■ The request:
Your task is to write out the complete listing exactly as it is shown.

■ Dataset entries:
## start

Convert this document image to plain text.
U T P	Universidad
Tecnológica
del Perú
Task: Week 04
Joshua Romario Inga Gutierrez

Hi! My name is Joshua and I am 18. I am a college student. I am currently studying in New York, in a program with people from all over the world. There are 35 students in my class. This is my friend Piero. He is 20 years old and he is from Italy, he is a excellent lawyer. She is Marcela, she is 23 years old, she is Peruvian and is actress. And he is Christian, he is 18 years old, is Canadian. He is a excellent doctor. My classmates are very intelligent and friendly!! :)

## end

■ Task response:
Convert this document image to plain text.
U T P	Universidad
Tecnológica
del Perú
Task: Week 04
Joshua Romario Inga Gutierrez

Hi! My name is Joshua and I am 18. I am a college student. I am currently studying in New York, in a program with people from all over the world. There are 35 students in my class. This is my friend Piero. He is 20 years old and he is from Italy, he is a excellent lawyer. She is Marcela, she is 23 years old, she is Peruvian and is actress. And he is Christian, he is 18 years old, is Canadian. He is a excellent doctor. My classmates are very intelligent and friendly!! :)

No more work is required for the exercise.